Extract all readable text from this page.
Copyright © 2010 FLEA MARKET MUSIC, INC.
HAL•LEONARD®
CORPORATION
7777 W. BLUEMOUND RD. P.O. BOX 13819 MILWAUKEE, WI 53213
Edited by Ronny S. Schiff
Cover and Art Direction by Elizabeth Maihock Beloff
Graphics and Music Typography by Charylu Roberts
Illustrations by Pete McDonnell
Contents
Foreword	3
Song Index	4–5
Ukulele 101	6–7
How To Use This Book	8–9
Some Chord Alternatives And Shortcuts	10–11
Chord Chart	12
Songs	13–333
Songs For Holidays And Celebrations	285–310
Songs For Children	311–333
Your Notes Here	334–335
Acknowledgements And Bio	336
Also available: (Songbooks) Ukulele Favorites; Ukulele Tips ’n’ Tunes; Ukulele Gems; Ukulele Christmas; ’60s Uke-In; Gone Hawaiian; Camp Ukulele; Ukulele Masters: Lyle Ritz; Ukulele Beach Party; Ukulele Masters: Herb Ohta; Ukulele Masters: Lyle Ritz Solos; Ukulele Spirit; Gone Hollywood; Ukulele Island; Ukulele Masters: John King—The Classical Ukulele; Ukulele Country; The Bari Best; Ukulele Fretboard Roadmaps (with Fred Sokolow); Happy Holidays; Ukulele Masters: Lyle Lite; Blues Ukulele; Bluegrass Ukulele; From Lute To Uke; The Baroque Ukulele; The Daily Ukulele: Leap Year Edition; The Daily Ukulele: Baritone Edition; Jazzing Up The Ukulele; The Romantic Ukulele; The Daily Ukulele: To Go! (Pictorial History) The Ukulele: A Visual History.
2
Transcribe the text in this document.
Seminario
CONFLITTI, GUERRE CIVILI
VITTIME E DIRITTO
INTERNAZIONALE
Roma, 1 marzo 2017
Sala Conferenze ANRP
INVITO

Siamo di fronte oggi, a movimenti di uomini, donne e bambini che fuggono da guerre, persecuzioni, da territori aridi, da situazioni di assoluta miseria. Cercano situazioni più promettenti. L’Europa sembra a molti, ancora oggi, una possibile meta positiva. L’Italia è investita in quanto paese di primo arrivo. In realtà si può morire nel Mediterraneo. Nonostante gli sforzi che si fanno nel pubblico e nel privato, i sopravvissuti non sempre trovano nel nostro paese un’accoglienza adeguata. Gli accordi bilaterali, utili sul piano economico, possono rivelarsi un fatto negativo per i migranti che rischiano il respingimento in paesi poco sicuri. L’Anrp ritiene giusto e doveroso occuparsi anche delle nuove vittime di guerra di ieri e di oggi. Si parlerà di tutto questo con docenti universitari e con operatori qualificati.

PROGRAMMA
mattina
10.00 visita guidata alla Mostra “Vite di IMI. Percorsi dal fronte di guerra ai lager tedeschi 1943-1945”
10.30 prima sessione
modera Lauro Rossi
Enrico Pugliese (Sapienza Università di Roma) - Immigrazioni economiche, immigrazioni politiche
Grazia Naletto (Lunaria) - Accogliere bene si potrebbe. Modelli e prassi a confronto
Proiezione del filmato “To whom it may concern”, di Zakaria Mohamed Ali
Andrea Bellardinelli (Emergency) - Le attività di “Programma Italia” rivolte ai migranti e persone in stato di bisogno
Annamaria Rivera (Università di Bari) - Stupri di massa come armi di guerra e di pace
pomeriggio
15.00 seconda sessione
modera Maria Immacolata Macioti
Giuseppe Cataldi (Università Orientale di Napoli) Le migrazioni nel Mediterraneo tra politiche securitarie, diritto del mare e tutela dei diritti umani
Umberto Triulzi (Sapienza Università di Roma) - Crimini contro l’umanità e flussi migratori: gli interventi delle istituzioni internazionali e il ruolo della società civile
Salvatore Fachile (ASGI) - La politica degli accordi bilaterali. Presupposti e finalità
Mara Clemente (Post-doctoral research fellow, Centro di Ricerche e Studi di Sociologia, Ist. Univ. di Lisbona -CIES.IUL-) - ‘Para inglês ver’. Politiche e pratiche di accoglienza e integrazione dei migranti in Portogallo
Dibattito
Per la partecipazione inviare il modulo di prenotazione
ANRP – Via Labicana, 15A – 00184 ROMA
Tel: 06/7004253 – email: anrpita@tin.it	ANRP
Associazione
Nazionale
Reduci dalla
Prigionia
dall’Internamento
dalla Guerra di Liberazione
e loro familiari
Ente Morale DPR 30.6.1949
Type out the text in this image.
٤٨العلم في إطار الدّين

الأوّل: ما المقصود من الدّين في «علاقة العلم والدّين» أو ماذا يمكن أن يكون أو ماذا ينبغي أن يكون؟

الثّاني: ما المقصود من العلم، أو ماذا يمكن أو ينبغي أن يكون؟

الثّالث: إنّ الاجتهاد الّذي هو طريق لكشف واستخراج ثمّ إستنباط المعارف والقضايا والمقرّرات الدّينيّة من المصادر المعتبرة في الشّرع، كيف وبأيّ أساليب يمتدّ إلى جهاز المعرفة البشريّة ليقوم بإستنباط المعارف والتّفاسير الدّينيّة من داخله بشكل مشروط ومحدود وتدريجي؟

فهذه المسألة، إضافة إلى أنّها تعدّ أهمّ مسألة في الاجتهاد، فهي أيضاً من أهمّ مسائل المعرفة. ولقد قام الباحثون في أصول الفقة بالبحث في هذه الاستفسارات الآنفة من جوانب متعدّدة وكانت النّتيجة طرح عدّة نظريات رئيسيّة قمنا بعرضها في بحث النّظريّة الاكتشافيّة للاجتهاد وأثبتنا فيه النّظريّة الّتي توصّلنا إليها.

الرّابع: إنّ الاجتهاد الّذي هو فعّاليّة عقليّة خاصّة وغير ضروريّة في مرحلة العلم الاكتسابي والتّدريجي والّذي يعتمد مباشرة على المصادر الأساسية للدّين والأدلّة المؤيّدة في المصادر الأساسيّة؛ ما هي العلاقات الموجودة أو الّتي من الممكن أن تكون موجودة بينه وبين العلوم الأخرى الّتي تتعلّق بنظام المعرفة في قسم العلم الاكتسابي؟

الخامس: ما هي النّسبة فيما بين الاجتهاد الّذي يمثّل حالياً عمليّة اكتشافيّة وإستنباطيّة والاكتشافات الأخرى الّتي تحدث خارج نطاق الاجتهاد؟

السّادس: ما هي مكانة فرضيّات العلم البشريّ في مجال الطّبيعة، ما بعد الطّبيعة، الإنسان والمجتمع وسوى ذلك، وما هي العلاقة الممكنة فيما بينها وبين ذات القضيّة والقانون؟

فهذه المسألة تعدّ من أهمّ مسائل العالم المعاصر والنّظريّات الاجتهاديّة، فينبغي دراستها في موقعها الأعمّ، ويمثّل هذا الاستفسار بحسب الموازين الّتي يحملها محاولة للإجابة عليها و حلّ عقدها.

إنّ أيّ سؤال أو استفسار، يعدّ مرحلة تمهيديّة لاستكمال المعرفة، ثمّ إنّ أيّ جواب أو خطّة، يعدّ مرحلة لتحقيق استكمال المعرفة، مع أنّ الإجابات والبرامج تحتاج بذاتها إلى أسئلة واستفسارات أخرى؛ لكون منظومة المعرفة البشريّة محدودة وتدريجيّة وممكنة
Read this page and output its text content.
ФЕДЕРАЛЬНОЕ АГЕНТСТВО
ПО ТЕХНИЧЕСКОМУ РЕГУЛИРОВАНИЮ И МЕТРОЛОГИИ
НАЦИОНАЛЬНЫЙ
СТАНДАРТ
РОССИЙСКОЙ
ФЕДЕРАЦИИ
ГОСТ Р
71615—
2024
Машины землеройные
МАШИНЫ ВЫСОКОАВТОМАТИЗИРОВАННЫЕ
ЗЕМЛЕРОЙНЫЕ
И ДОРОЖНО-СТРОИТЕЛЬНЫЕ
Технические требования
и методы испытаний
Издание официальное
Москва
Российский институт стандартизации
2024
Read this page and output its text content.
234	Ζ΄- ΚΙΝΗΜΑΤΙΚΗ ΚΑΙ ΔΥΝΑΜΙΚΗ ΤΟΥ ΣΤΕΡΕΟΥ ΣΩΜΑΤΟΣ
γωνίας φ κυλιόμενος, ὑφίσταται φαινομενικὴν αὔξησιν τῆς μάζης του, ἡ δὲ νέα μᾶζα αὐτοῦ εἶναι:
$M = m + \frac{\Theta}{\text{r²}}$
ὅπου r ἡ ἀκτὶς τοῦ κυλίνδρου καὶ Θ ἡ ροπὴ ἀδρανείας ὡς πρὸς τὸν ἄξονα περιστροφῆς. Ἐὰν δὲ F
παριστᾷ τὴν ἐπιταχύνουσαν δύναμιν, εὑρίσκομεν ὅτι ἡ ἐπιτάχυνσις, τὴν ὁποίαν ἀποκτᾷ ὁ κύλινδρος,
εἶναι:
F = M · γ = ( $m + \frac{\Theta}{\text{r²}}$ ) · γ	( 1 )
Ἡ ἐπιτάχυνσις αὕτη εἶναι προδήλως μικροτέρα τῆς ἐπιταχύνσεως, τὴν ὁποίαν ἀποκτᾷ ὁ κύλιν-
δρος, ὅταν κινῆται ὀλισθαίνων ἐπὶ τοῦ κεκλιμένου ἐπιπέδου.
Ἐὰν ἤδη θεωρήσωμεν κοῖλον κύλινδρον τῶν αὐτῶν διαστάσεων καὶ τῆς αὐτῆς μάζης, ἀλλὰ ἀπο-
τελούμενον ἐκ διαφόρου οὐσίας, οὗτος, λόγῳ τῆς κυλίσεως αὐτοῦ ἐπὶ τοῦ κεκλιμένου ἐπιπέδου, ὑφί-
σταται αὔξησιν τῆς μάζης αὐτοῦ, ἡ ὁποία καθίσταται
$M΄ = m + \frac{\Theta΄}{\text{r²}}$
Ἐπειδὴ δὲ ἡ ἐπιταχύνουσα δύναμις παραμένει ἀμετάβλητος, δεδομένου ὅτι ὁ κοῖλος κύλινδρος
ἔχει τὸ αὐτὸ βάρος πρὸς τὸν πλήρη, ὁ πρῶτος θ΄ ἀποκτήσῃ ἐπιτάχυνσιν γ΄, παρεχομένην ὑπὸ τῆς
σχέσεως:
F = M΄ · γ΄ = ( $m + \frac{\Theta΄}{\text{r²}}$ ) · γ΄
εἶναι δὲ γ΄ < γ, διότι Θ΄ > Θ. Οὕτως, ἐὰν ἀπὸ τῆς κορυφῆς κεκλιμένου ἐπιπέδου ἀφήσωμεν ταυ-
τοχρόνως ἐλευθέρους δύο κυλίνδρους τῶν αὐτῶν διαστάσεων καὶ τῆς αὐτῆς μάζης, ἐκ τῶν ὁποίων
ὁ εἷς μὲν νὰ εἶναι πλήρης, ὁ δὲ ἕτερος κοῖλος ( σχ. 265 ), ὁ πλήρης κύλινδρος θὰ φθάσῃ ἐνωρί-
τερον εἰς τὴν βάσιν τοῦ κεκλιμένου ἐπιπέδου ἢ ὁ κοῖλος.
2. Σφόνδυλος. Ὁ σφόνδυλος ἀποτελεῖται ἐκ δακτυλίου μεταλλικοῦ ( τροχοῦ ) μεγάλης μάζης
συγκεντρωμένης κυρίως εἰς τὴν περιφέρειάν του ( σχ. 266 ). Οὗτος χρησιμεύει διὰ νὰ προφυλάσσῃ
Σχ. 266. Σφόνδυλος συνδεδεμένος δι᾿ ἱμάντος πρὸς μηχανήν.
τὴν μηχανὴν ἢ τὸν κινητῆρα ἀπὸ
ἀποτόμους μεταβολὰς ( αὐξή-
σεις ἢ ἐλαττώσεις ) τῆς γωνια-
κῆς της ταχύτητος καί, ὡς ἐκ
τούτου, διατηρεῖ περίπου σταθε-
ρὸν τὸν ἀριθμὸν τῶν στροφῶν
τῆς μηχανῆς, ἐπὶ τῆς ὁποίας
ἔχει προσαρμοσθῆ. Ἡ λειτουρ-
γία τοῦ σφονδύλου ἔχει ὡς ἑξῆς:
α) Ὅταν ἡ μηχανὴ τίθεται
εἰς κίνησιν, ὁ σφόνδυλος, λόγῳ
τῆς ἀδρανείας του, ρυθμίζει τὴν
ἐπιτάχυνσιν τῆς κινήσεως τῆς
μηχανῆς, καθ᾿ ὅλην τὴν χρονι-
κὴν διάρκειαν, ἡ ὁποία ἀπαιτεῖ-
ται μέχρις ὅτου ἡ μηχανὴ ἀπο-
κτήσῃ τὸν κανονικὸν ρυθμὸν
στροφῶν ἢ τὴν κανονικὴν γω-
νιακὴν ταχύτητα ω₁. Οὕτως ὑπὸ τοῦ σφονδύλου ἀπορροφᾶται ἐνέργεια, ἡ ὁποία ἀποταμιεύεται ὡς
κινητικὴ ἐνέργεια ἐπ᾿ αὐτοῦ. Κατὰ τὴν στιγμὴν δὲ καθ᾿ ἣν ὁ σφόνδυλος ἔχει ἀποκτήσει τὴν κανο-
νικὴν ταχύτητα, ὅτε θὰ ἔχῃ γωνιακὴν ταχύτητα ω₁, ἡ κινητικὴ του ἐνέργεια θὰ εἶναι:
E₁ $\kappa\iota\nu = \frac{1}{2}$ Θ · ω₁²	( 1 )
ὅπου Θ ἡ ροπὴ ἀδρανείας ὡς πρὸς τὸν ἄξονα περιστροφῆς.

● ● ●

YOUR OBJECTIVE: Pull out each line of the listing that holds the string "ἐπιπέδου".

TASK OUTPUT:
δρος, ὅταν κινῆται ὀλισθαίνων ἐπὶ τοῦ κεκλιμένου ἐπιπέδου.
τελούμενον ἐκ διαφόρου οὐσίας, οὗτος, λόγῳ τῆς κυλίσεως αὐτοῦ ἐπὶ τοῦ κεκλιμένου ἐπιπέδου, ὑφί-
εἶναι δὲ γ΄ < γ, διότι Θ΄ > Θ. Οὕτως, ἐὰν ἀπὸ τῆς κορυφῆς κεκλιμένου ἐπιπέδου ἀφήσωμεν ταυ-
τερον εἰς τὴν βάσιν τοῦ κεκλιμένου ἐπιπέδου ἢ ὁ κοῖλος.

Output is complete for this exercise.